● DIRECTIONS FOR THIS TASK:
Records follow. Select each line holding "bottom".

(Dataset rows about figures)
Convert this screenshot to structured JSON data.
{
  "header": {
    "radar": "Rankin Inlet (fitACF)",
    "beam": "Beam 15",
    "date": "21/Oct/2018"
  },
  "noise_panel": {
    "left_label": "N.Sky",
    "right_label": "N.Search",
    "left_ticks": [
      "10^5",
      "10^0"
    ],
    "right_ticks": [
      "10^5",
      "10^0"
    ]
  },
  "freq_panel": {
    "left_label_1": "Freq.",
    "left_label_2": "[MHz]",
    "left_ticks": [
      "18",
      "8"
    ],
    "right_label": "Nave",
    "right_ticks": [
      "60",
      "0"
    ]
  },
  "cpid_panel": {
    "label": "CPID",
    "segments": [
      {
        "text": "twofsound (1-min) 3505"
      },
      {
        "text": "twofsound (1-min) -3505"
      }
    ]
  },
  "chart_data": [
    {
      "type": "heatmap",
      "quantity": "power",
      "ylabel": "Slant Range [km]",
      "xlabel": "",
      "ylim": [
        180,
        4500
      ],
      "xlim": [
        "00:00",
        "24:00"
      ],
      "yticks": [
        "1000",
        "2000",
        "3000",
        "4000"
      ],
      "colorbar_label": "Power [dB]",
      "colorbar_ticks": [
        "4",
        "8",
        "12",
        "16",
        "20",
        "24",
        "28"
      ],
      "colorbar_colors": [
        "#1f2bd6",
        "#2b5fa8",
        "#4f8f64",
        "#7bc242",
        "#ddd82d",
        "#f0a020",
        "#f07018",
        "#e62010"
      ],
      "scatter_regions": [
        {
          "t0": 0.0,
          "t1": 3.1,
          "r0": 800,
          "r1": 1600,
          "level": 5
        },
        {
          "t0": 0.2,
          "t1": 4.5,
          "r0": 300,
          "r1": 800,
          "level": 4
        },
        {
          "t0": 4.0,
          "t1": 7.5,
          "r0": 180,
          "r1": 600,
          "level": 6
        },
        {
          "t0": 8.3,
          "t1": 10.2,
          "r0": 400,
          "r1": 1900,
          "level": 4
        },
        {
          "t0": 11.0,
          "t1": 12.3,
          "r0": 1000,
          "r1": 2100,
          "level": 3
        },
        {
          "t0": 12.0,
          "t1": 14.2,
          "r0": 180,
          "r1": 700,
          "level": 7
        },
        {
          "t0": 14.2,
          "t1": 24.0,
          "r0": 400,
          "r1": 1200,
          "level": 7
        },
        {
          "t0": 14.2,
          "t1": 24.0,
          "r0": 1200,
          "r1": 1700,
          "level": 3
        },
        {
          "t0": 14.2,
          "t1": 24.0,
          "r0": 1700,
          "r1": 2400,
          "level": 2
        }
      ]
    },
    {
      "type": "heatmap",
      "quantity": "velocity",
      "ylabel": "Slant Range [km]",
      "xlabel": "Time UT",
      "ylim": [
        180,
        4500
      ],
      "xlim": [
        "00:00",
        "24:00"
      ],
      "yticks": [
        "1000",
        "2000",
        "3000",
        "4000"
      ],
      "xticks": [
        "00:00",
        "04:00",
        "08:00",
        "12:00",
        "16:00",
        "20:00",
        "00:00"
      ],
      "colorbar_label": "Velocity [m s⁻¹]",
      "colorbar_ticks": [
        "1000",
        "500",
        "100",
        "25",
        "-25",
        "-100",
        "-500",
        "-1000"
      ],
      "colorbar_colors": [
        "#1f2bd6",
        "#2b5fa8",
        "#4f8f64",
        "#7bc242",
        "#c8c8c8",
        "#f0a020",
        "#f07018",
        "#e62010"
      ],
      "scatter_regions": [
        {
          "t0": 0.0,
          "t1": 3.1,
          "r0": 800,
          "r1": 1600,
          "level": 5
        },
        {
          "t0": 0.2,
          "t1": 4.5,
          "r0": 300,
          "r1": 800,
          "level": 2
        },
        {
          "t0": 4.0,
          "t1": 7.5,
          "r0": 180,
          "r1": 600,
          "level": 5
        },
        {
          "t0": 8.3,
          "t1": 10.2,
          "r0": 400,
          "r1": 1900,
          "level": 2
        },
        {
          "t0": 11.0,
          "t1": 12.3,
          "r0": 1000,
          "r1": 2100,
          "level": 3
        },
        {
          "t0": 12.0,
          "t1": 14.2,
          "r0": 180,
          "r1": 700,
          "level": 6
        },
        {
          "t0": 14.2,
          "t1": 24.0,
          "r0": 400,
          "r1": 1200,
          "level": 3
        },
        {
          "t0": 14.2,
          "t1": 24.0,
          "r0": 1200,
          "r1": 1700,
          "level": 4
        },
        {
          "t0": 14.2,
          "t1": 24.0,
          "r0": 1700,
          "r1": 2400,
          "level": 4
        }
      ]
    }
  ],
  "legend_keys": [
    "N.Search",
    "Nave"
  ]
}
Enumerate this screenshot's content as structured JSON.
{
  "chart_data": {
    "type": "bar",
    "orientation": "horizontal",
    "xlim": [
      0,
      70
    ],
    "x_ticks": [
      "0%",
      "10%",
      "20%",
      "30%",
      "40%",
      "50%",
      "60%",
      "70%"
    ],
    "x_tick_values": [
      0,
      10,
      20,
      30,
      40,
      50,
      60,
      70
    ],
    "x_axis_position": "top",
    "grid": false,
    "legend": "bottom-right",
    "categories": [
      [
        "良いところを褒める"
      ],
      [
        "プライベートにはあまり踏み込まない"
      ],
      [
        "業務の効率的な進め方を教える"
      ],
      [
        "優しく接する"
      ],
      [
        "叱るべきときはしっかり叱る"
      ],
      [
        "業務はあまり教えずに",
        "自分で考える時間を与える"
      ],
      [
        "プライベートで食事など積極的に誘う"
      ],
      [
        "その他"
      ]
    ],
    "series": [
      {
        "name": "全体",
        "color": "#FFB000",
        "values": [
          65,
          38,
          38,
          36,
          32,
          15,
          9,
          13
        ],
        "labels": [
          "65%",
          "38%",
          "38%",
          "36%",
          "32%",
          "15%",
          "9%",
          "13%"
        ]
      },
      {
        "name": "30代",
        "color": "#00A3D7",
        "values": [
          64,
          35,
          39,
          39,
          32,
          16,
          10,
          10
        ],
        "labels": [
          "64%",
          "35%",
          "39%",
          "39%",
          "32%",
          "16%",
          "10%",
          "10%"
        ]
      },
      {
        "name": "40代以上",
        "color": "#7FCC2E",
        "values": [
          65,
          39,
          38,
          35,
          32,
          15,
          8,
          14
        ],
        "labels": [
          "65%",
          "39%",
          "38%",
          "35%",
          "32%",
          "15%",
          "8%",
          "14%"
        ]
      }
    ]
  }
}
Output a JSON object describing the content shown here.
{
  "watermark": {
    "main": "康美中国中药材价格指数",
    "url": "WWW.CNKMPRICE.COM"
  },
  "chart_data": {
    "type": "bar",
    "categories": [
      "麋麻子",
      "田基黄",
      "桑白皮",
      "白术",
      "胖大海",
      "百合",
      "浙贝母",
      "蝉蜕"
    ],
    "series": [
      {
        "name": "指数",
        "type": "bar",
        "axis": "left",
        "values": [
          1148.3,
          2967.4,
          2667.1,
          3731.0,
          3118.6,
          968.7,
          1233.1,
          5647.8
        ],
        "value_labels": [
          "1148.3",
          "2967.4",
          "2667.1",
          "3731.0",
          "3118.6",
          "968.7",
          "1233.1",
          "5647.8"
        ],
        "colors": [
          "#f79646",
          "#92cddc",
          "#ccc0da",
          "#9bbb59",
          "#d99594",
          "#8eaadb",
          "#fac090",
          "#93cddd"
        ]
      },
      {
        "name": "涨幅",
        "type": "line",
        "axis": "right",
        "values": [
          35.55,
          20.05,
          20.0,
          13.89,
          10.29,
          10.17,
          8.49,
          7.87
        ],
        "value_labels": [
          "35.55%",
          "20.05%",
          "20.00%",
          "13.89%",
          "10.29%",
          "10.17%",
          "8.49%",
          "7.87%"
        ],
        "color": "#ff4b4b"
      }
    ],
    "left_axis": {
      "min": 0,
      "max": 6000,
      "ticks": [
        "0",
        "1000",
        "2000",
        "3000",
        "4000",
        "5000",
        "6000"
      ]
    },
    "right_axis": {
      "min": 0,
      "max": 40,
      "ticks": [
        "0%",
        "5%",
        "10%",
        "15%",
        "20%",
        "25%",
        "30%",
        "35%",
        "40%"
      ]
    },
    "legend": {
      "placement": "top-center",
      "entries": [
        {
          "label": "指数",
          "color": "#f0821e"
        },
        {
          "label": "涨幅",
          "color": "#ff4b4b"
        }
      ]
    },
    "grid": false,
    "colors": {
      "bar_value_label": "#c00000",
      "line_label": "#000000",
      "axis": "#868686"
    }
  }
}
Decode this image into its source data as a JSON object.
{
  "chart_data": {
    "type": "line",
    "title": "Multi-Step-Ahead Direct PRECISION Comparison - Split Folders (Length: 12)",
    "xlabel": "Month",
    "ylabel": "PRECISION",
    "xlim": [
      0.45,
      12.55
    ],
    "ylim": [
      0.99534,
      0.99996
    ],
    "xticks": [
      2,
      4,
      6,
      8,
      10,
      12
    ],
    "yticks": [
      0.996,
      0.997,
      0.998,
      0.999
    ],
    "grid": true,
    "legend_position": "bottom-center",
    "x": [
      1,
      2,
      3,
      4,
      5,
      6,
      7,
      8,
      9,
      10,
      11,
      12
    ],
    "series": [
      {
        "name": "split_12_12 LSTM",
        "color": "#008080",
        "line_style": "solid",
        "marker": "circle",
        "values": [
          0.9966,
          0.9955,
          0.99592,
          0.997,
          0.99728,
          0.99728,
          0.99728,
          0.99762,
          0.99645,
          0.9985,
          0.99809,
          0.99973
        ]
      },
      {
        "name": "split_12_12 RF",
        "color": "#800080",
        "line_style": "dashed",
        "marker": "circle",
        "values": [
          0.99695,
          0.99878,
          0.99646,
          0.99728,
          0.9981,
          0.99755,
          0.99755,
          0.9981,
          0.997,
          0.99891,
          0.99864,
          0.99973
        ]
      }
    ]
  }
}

● WRITTEN REPLY:
    "legend": "bottom-right",
    "legend_position": "bottom-center",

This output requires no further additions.